====== MATERIAL TO PROCESS ======
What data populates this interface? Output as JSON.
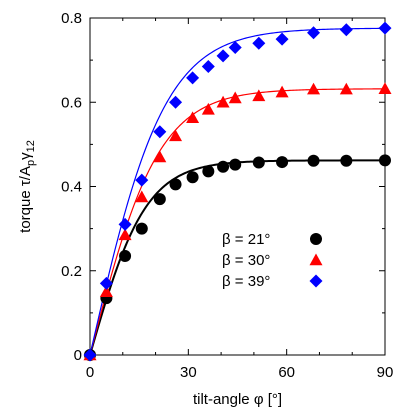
{
  "chart_data": {
    "type": "line",
    "title": "",
    "xlabel": "tilt-angle φ [°]",
    "ylabel_parts": {
      "main": "torque τ/A",
      "sub_p": "p",
      "gamma": "γ",
      "sub_12": "12"
    },
    "xlim": [
      0,
      90
    ],
    "ylim": [
      0,
      0.8
    ],
    "xticks": [
      "0",
      "30",
      "60",
      "90"
    ],
    "yticks": [
      "0",
      "0.2",
      "0.4",
      "0.6",
      "0.8"
    ],
    "xtick_values": [
      0,
      30,
      60,
      90
    ],
    "ytick_values": [
      0,
      0.2,
      0.4,
      0.6,
      0.8
    ],
    "grid": false,
    "legend_position": "center-right",
    "series": [
      {
        "name": "β = 21°",
        "color": "#000000",
        "marker": "circle",
        "x": [
          0,
          5,
          10.7,
          15.8,
          21.3,
          26.1,
          31.3,
          36.1,
          40.6,
          44.3,
          51.5,
          58.6,
          68.2,
          78.2,
          90
        ],
        "y": [
          0,
          0.135,
          0.235,
          0.3,
          0.37,
          0.405,
          0.422,
          0.436,
          0.447,
          0.452,
          0.457,
          0.458,
          0.461,
          0.461,
          0.462
        ]
      },
      {
        "name": "β = 30°",
        "color": "#ff0000",
        "marker": "triangle",
        "x": [
          0,
          5,
          10.7,
          15.8,
          21.3,
          26.1,
          31.3,
          36.1,
          40.6,
          44.3,
          51.5,
          58.6,
          68.2,
          78.2,
          90
        ],
        "y": [
          0,
          0.15,
          0.285,
          0.375,
          0.47,
          0.52,
          0.563,
          0.583,
          0.6,
          0.61,
          0.615,
          0.624,
          0.631,
          0.631,
          0.632
        ]
      },
      {
        "name": "β = 39°",
        "color": "#0000ff",
        "marker": "diamond",
        "x": [
          0,
          5,
          10.7,
          15.8,
          21.3,
          26.1,
          31.3,
          36.1,
          40.6,
          44.3,
          51.5,
          58.6,
          68.2,
          78.2,
          90
        ],
        "y": [
          0,
          0.17,
          0.31,
          0.415,
          0.53,
          0.6,
          0.658,
          0.685,
          0.71,
          0.73,
          0.74,
          0.75,
          0.765,
          0.772,
          0.776
        ]
      }
    ]
  }
}
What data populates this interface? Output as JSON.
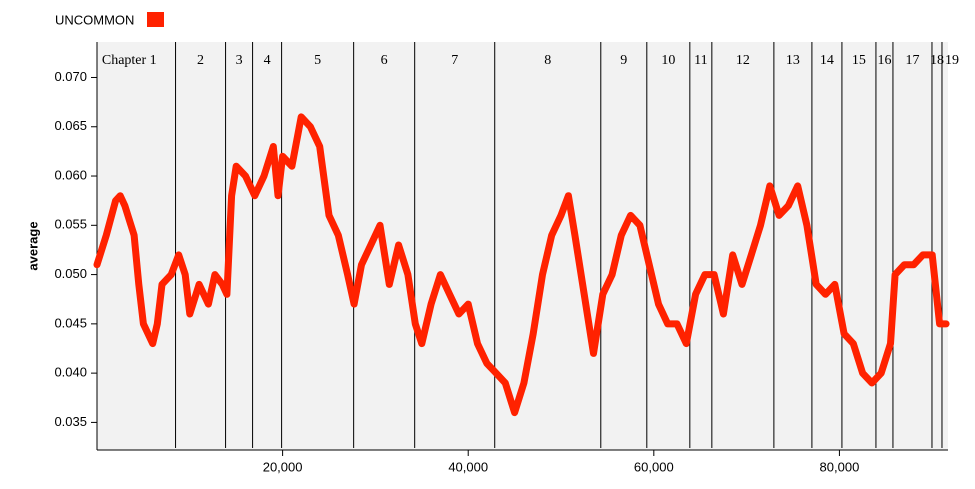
{
  "chart_data": {
    "type": "line",
    "y_label": "average",
    "legend_position": "top-left",
    "x": [
      0,
      1000,
      2000,
      2500,
      3000,
      4000,
      4500,
      5000,
      6000,
      6500,
      7000,
      8000,
      8800,
      9500,
      10000,
      11000,
      12000,
      12700,
      13500,
      14000,
      14500,
      15000,
      16000,
      17000,
      18000,
      19000,
      19500,
      20000,
      21000,
      22000,
      23000,
      24000,
      25000,
      26000,
      27000,
      27700,
      28500,
      29500,
      30500,
      31500,
      32500,
      33500,
      34300,
      35000,
      36000,
      37000,
      38000,
      39000,
      40000,
      41000,
      42000,
      43000,
      44000,
      45000,
      46000,
      47000,
      48000,
      49000,
      50000,
      50800,
      51500,
      52500,
      53500,
      54500,
      55500,
      56500,
      57500,
      58500,
      59500,
      60500,
      61500,
      62500,
      63500,
      64500,
      65500,
      66500,
      67500,
      68500,
      69500,
      70500,
      71500,
      72500,
      73500,
      74500,
      75500,
      76500,
      77500,
      78500,
      79500,
      80500,
      81500,
      82500,
      83500,
      84500,
      85500,
      86000,
      87000,
      88000,
      89000,
      90000,
      90800,
      91500
    ],
    "series": [
      {
        "name": "UNCOMMON",
        "color": "#ff2200",
        "values": [
          0.051,
          0.054,
          0.0575,
          0.058,
          0.057,
          0.054,
          0.049,
          0.045,
          0.043,
          0.045,
          0.049,
          0.05,
          0.052,
          0.05,
          0.046,
          0.049,
          0.047,
          0.05,
          0.049,
          0.048,
          0.058,
          0.061,
          0.06,
          0.058,
          0.06,
          0.063,
          0.058,
          0.062,
          0.061,
          0.066,
          0.065,
          0.063,
          0.056,
          0.054,
          0.05,
          0.047,
          0.051,
          0.053,
          0.055,
          0.049,
          0.053,
          0.05,
          0.045,
          0.043,
          0.047,
          0.05,
          0.048,
          0.046,
          0.047,
          0.043,
          0.041,
          0.04,
          0.039,
          0.036,
          0.039,
          0.044,
          0.05,
          0.054,
          0.056,
          0.058,
          0.054,
          0.048,
          0.042,
          0.048,
          0.05,
          0.054,
          0.056,
          0.055,
          0.051,
          0.047,
          0.045,
          0.045,
          0.043,
          0.048,
          0.05,
          0.05,
          0.046,
          0.052,
          0.049,
          0.052,
          0.055,
          0.059,
          0.056,
          0.057,
          0.059,
          0.055,
          0.049,
          0.048,
          0.049,
          0.044,
          0.043,
          0.04,
          0.039,
          0.04,
          0.043,
          0.05,
          0.051,
          0.051,
          0.052,
          0.052,
          0.045,
          0.045
        ]
      }
    ],
    "xlim": [
      0,
      91700
    ],
    "ylim": [
      0.0322,
      0.0736
    ],
    "xticks": [
      {
        "value": 20000,
        "label": "20,000"
      },
      {
        "value": 40000,
        "label": "40,000"
      },
      {
        "value": 60000,
        "label": "60,000"
      },
      {
        "value": 80000,
        "label": "80,000"
      }
    ],
    "yticks": [
      0.035,
      {
        "value": 0.04,
        "label": "0.040"
      },
      0.045,
      {
        "value": 0.05,
        "label": "0.050"
      },
      0.055,
      {
        "value": 0.06,
        "label": "0.060"
      },
      0.065,
      {
        "value": 0.07,
        "label": "0.070"
      }
    ],
    "chapter_boundaries": [
      8464,
      13854,
      16765,
      19892,
      27655,
      34232,
      42857,
      54286,
      59245,
      63881,
      66253,
      72938,
      77035,
      80270,
      83935,
      85768,
      89973,
      91051
    ],
    "chapter_labels": [
      "Chapter 1",
      "2",
      "3",
      "4",
      "5",
      "6",
      "7",
      "8",
      "9",
      "10",
      "11",
      "12",
      "13",
      "14",
      "15",
      "16",
      "17",
      "18",
      "19"
    ]
  }
}
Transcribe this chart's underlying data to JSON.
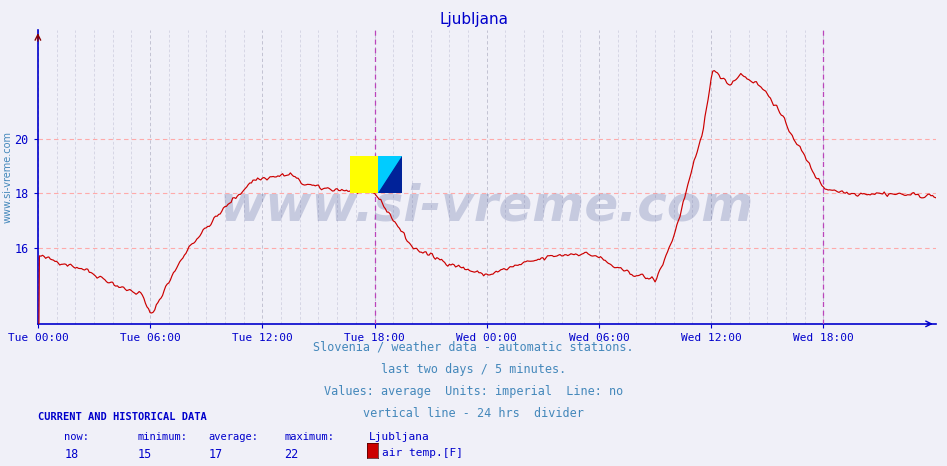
{
  "title": "Ljubljana",
  "title_color": "#0000cc",
  "title_fontsize": 11,
  "bg_color": "#f0f0f8",
  "plot_bg_color": "#f0f0f8",
  "line_color": "#cc0000",
  "axis_color": "#0000cc",
  "grid_color_h": "#ffaaaa",
  "grid_color_v": "#ccccdd",
  "ylabel_text": "www.si-vreme.com",
  "ylabel_color": "#4488bb",
  "ylim": [
    13.2,
    24.0
  ],
  "yticks": [
    16,
    18,
    20
  ],
  "xlabel_ticks": [
    "Tue 00:00",
    "Tue 06:00",
    "Tue 12:00",
    "Tue 18:00",
    "Wed 00:00",
    "Wed 06:00",
    "Wed 12:00",
    "Wed 18:00"
  ],
  "xlabel_tick_positions": [
    0,
    72,
    144,
    216,
    288,
    360,
    432,
    504
  ],
  "total_points": 577,
  "divider_x": 216,
  "divider_x2": 504,
  "footer_lines": [
    "Slovenia / weather data - automatic stations.",
    "last two days / 5 minutes.",
    "Values: average  Units: imperial  Line: no",
    "vertical line - 24 hrs  divider"
  ],
  "footer_color": "#4488bb",
  "footer_fontsize": 8.5,
  "current_label": "CURRENT AND HISTORICAL DATA",
  "stats_labels": [
    "now:",
    "minimum:",
    "average:",
    "maximum:"
  ],
  "stats_values": [
    "18",
    "15",
    "17",
    "22"
  ],
  "legend_label": "Ljubljana",
  "legend_sublabel": "air temp.[F]",
  "legend_color": "#cc0000",
  "watermark": "www.si-vreme.com",
  "watermark_color": "#334488",
  "watermark_alpha": 0.22,
  "watermark_fontsize": 36
}
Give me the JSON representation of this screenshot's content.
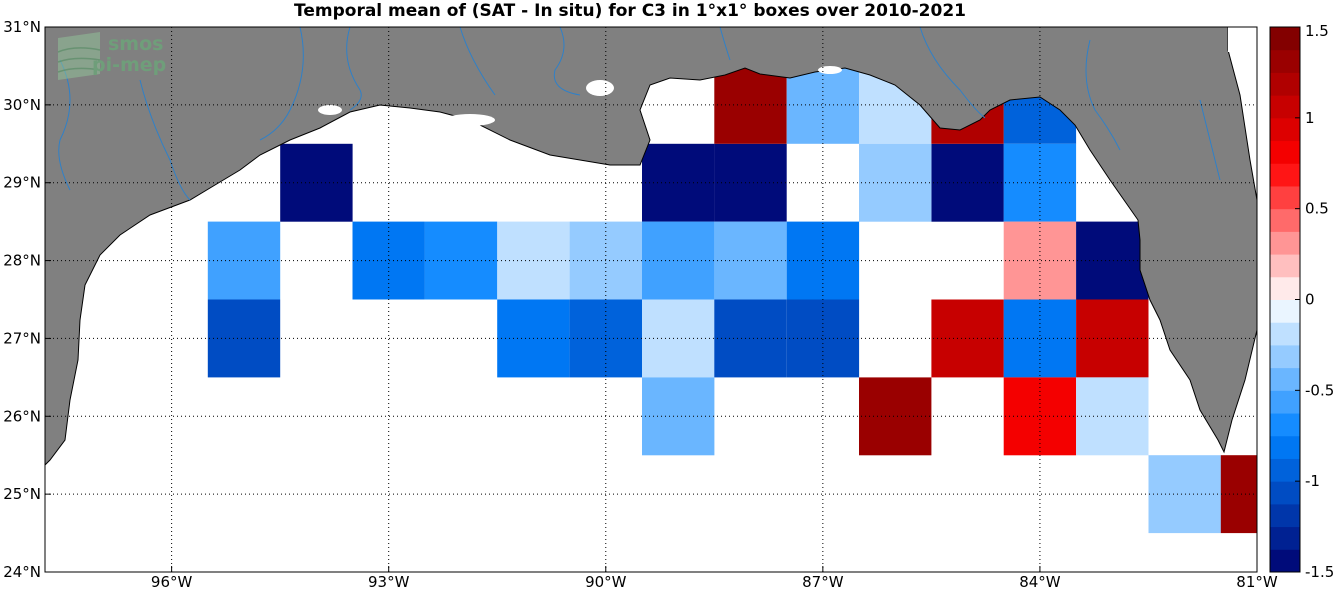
{
  "title": "Temporal mean of (SAT - In situ) for C3 in 1°x1° boxes over 2010-2021",
  "logo": {
    "line1": "smos",
    "line2": "pi-mep"
  },
  "colors": {
    "land": "#808080",
    "sea": "#ffffff",
    "river": "#2f80c8",
    "grid": "#000000"
  },
  "chart_data": {
    "type": "heatmap",
    "title": "Temporal mean of (SAT - In situ) for C3 in 1°x1° boxes over 2010-2021",
    "x_axis": {
      "range": [
        -97.75,
        -81
      ],
      "ticks": [
        -96,
        -93,
        -90,
        -87,
        -84,
        -81
      ],
      "tick_labels": [
        "96°W",
        "93°W",
        "90°W",
        "87°W",
        "84°W",
        "81°W"
      ]
    },
    "y_axis": {
      "range": [
        24,
        31
      ],
      "ticks": [
        24,
        25,
        26,
        27,
        28,
        29,
        30,
        31
      ],
      "tick_labels": [
        "24°N",
        "25°N",
        "26°N",
        "27°N",
        "28°N",
        "29°N",
        "30°N",
        "31°N"
      ]
    },
    "grid": true,
    "colorbar": {
      "range": [
        -1.5,
        1.5
      ],
      "ticks": [
        -1.5,
        -1,
        -0.5,
        0,
        0.5,
        1,
        1.5
      ],
      "tick_labels": [
        "-1.5",
        "-1",
        "-0.5",
        "0",
        "0.5",
        "1",
        "1.5"
      ]
    },
    "cells": [
      {
        "lon": -94,
        "lat": 29,
        "value": -1.45
      },
      {
        "lon": -89,
        "lat": 29,
        "value": -1.45
      },
      {
        "lon": -88,
        "lat": 29,
        "value": -1.45
      },
      {
        "lon": -85,
        "lat": 29,
        "value": -1.45
      },
      {
        "lon": -88,
        "lat": 30,
        "value": 1.25
      },
      {
        "lon": -87,
        "lat": 30,
        "value": -0.45
      },
      {
        "lon": -86,
        "lat": 30,
        "value": -0.15
      },
      {
        "lon": -85,
        "lat": 30,
        "value": 1.2
      },
      {
        "lon": -84,
        "lat": 30,
        "value": -0.9
      },
      {
        "lon": -86,
        "lat": 29,
        "value": -0.35
      },
      {
        "lon": -84,
        "lat": 29,
        "value": -0.7
      },
      {
        "lon": -95,
        "lat": 28,
        "value": -0.6
      },
      {
        "lon": -93,
        "lat": 28,
        "value": -0.8
      },
      {
        "lon": -92,
        "lat": 28,
        "value": -0.65
      },
      {
        "lon": -91,
        "lat": 28,
        "value": -0.25
      },
      {
        "lon": -90,
        "lat": 28,
        "value": -0.35
      },
      {
        "lon": -89,
        "lat": 28,
        "value": -0.6
      },
      {
        "lon": -88,
        "lat": 28,
        "value": -0.5
      },
      {
        "lon": -87,
        "lat": 28,
        "value": -0.85
      },
      {
        "lon": -84,
        "lat": 28,
        "value": 0.3
      },
      {
        "lon": -83,
        "lat": 28,
        "value": -1.45
      },
      {
        "lon": -95,
        "lat": 27,
        "value": -1.05
      },
      {
        "lon": -91,
        "lat": 27,
        "value": -0.8
      },
      {
        "lon": -90,
        "lat": 27,
        "value": -0.95
      },
      {
        "lon": -89,
        "lat": 27,
        "value": -0.25
      },
      {
        "lon": -88,
        "lat": 27,
        "value": -1.05
      },
      {
        "lon": -87,
        "lat": 27,
        "value": -1.05
      },
      {
        "lon": -85,
        "lat": 27,
        "value": 1.0
      },
      {
        "lon": -84,
        "lat": 27,
        "value": -0.8
      },
      {
        "lon": -83,
        "lat": 27,
        "value": 1.0
      },
      {
        "lon": -86,
        "lat": 26,
        "value": 1.25
      },
      {
        "lon": -89,
        "lat": 26,
        "value": -0.4
      },
      {
        "lon": -84,
        "lat": 26,
        "value": 0.85
      },
      {
        "lon": -83,
        "lat": 26,
        "value": -0.25
      },
      {
        "lon": -82,
        "lat": 25,
        "value": -0.3
      },
      {
        "lon": -81,
        "lat": 25,
        "value": 1.25
      }
    ]
  }
}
======
_EXERCISE DESCRIPTION_: Every line of the records that includes the word "JSON" should be gathered.

_SOLUTION TO THIS TASK_:
What data populates this interface? Output as JSON.
What data populates this interface? Output as JSON.
Transcribe this chart's underlying data to JSON.
Give me the JSON representation of this screenshot's content.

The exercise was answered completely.